** Start **
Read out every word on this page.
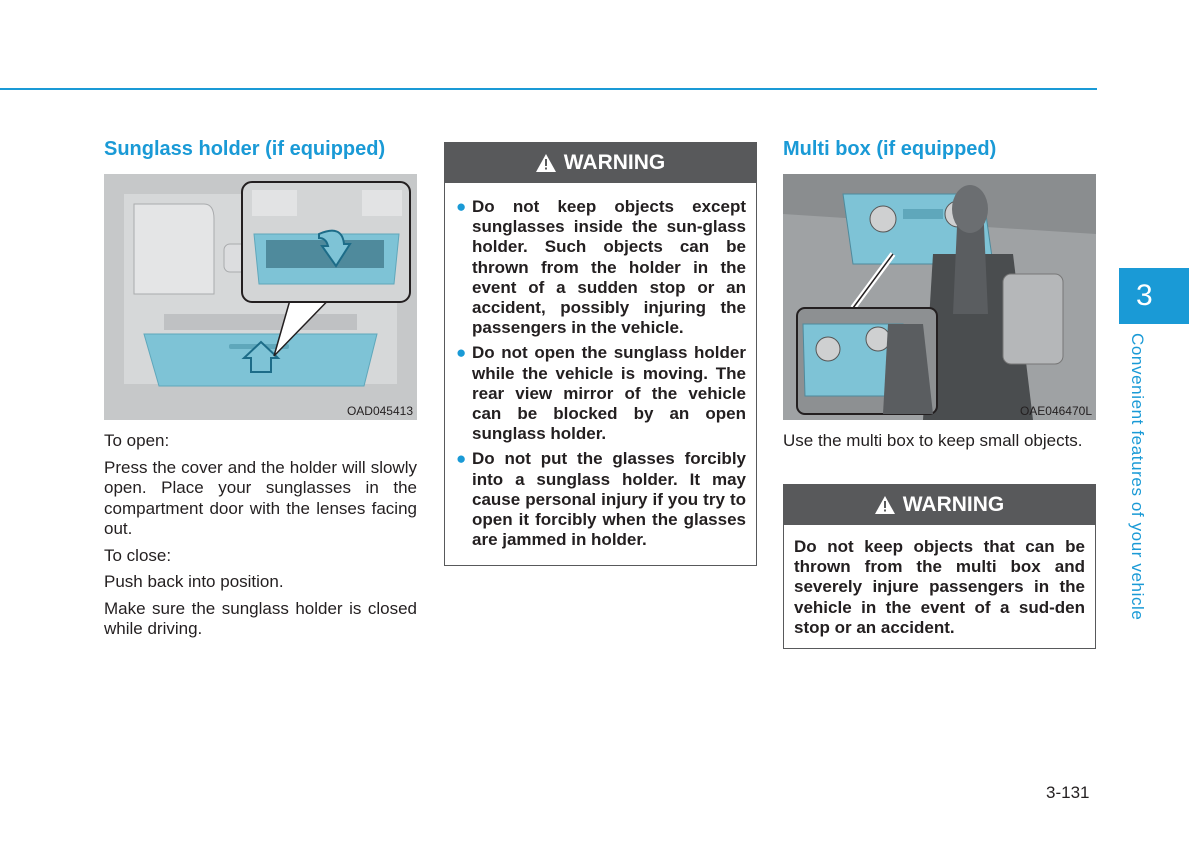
Sunglass holder (if equipped)
OAD045413

To open:

Press the cover and the holder will slowly open. Place your sunglasses in the compartment door with the lenses facing out.

To close:

Push back into position.

Make sure the sunglass holder is closed while driving.

WARNING
● Do not keep objects except sunglasses inside the sun-glass holder. Such objects can be thrown from the holder in the event of a sudden stop or an accident, possibly injuring the passengers in the vehicle.
● Do not open the sunglass holder while the vehicle is moving. The rear view mirror of the vehicle can be blocked by an open sunglass holder.
● Do not put the glasses forcibly into a sunglass holder. It may cause personal injury if you try to open it forcibly when the glasses are jammed in holder.
Multi box (if equipped)
OAE046470L

Use the multi box to keep small objects.

WARNING

Do not keep objects that can be thrown from the multi box and severely injure passengers in the vehicle in the event of a sud-den stop or an accident.

3
Convenient features of your vehicle
3-131
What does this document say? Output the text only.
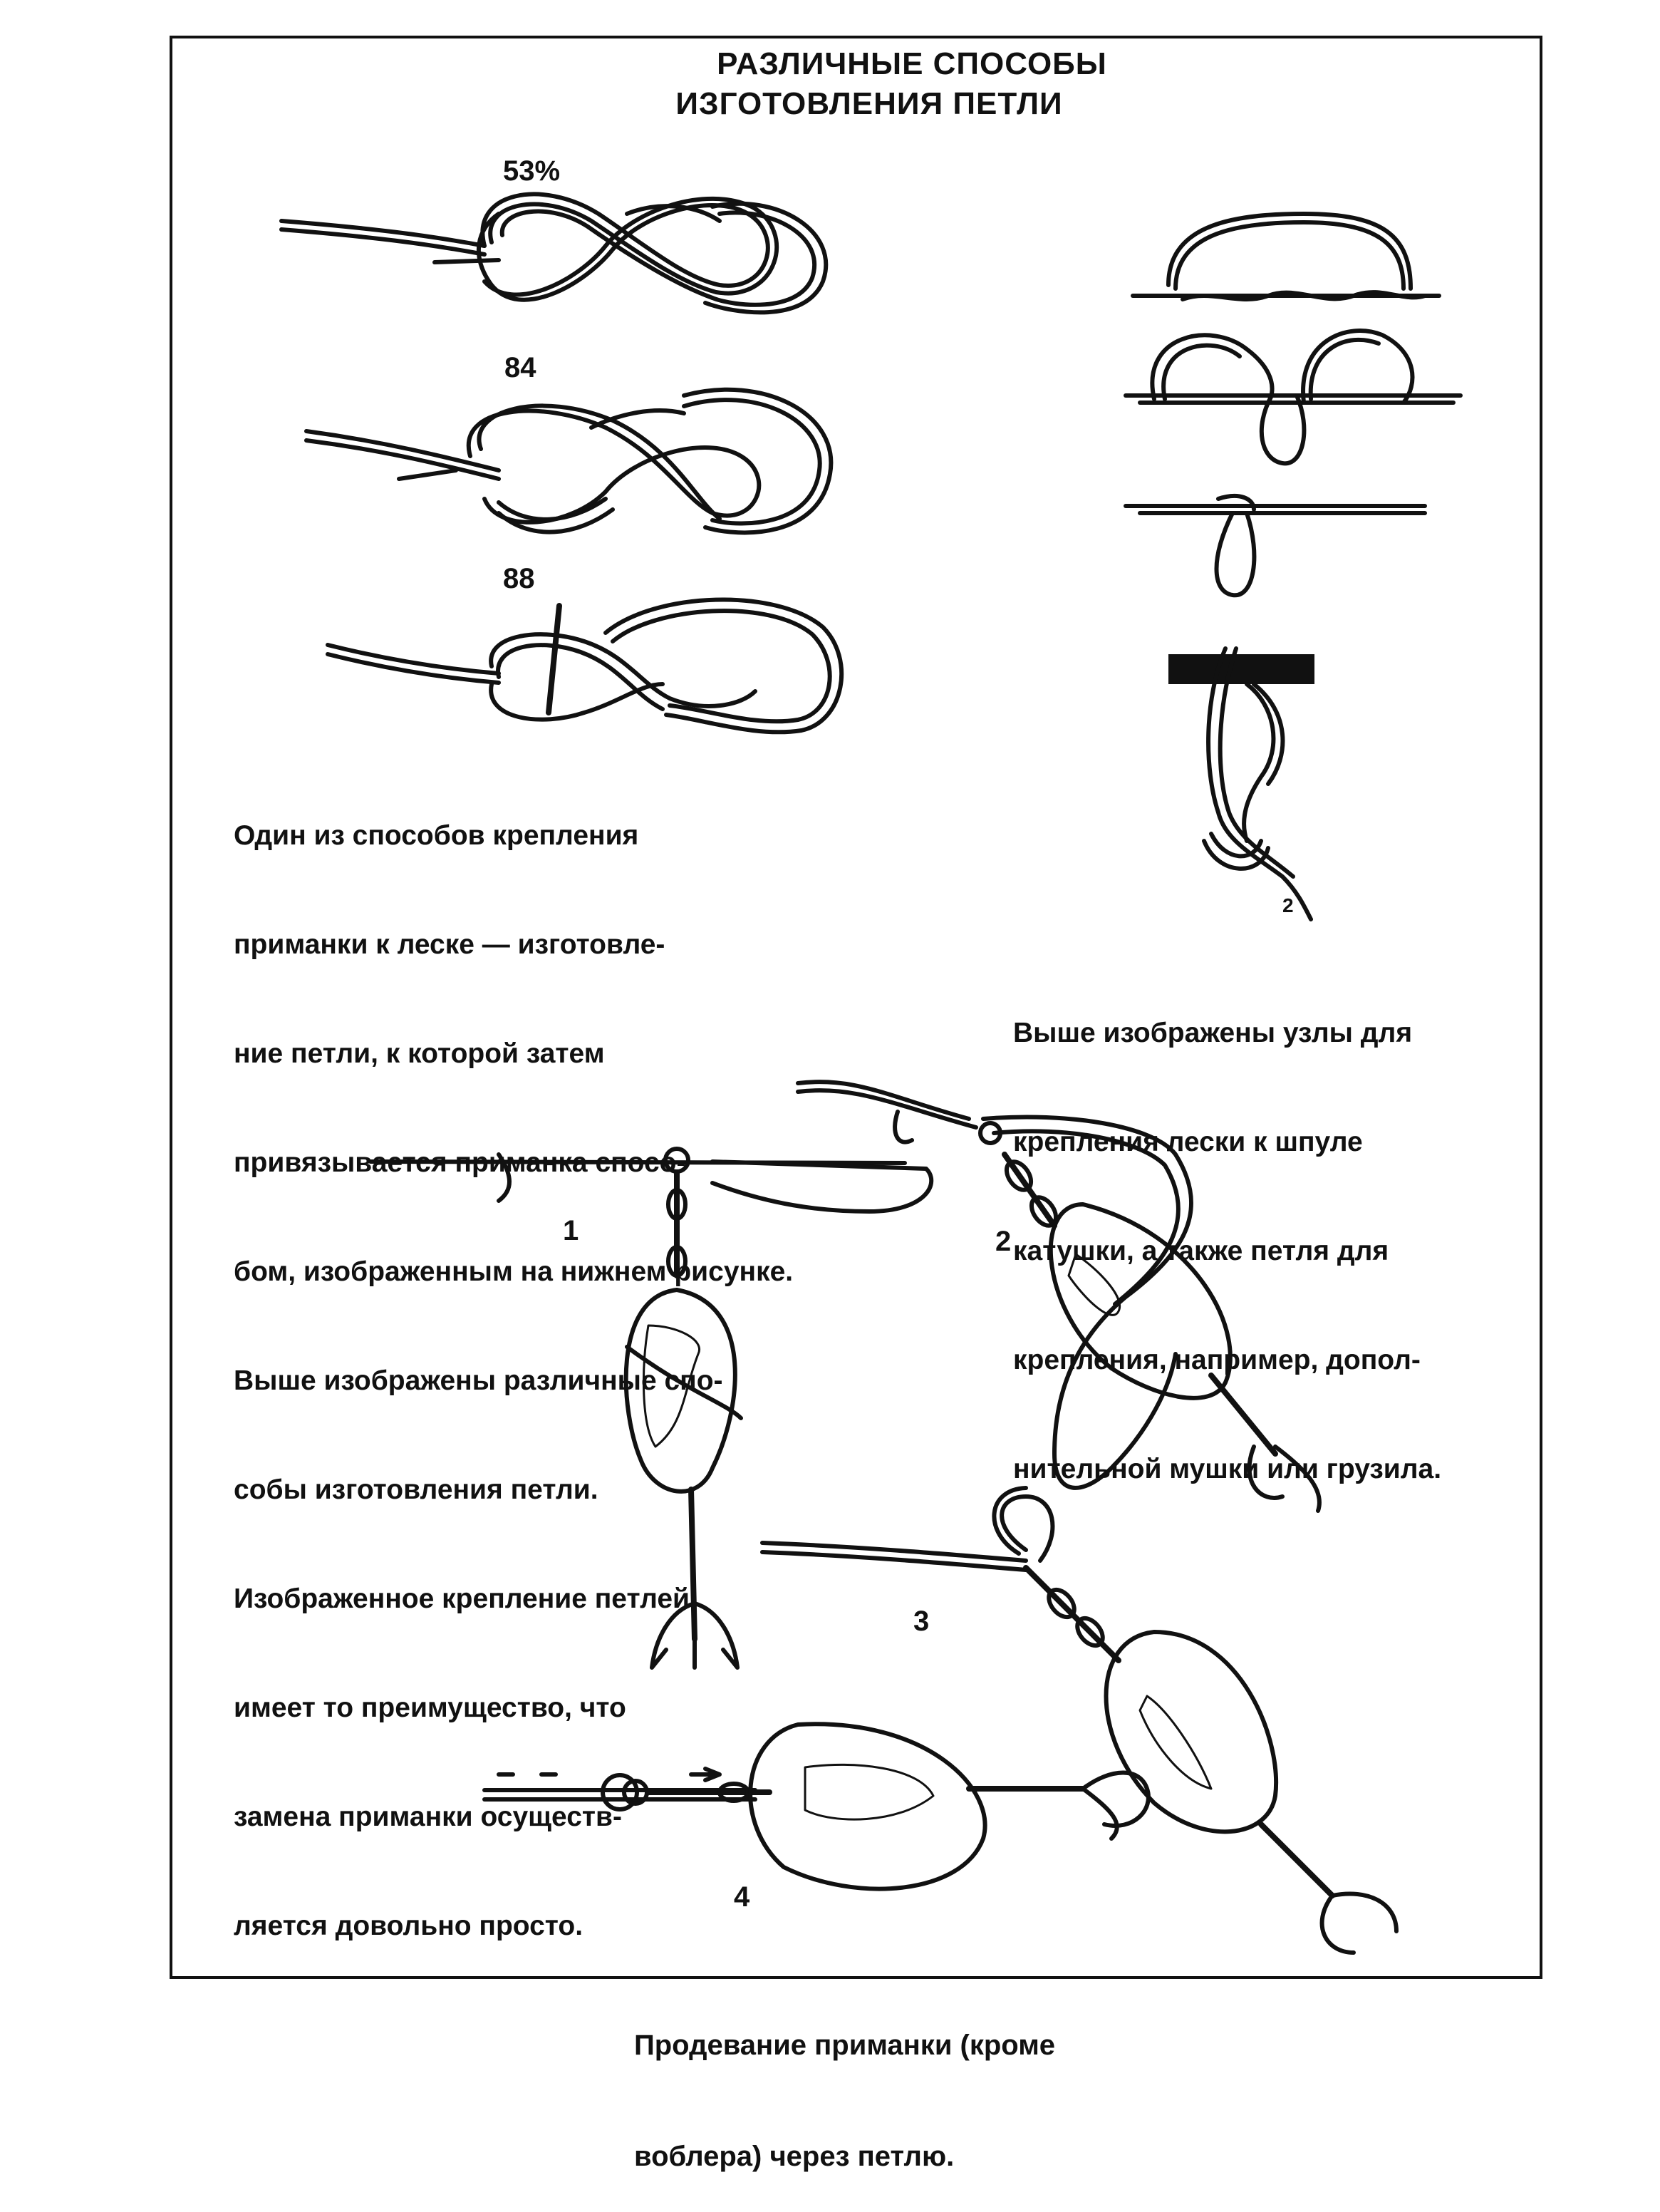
РАЗЛИЧНЫЕ СПОСОБЫ
ИЗГОТОВЛЕНИЯ ПЕТЛИ
53%
84
88

Один из способов крепления

приманки к леске — изготовле-

ние петли, к которой затем

привязывается приманка спосо-

бом, изображенным на нижнем рисунке.

Выше изображены различные спо-

собы изготовления петли.

Изображенное крепление петлей

имеет то преимущество, что

замена приманки осуществ-

ляется довольно просто.

Выше изображены узлы для

крепления лески к шпуле

катушки, а также петля для

крепления, например, допол-

нительной мушки или грузила.

2
1	2
3
4

Продевание приманки (кроме

воблера) через петлю.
** End **
Each entry should be repeated exactly as it appears; the pictures stay out.

Solution to this problem:
Read out every word on this page.
Sunglass holder (if equipped)
OAD045413

To open:

Press the cover and the holder will slowly open. Place your sunglasses in the compartment door with the lenses facing out.

To close:

Push back into position.

Make sure the sunglass holder is closed while driving.

WARNING
● Do not keep objects except sunglasses inside the sun-glass holder. Such objects can be thrown from the holder in the event of a sudden stop or an accident, possibly injuring the passengers in the vehicle.
● Do not open the sunglass holder while the vehicle is moving. The rear view mirror of the vehicle can be blocked by an open sunglass holder.
● Do not put the glasses forcibly into a sunglass holder. It may cause personal injury if you try to open it forcibly when the glasses are jammed in holder.
Multi box (if equipped)
OAE046470L

Use the multi box to keep small objects.

WARNING

Do not keep objects that can be thrown from the multi box and severely injure passengers in the vehicle in the event of a sud-den stop or an accident.

3
Convenient features of your vehicle
3-131
What does this document say? Output the text only.
РАЗЛИЧНЫЕ СПОСОБЫ
ИЗГОТОВЛЕНИЯ ПЕТЛИ
53%
84
88

Один из способов крепления

приманки к леске — изготовле-

ние петли, к которой затем

привязывается приманка спосо-

бом, изображенным на нижнем рисунке.

Выше изображены различные спо-

собы изготовления петли.

Изображенное крепление петлей

имеет то преимущество, что

замена приманки осуществ-

ляется довольно просто.

Выше изображены узлы для

крепления лески к шпуле

катушки, а также петля для

крепления, например, допол-

нительной мушки или грузила.

2
1	2
3
4

Продевание приманки (кроме

воблера) через петлю.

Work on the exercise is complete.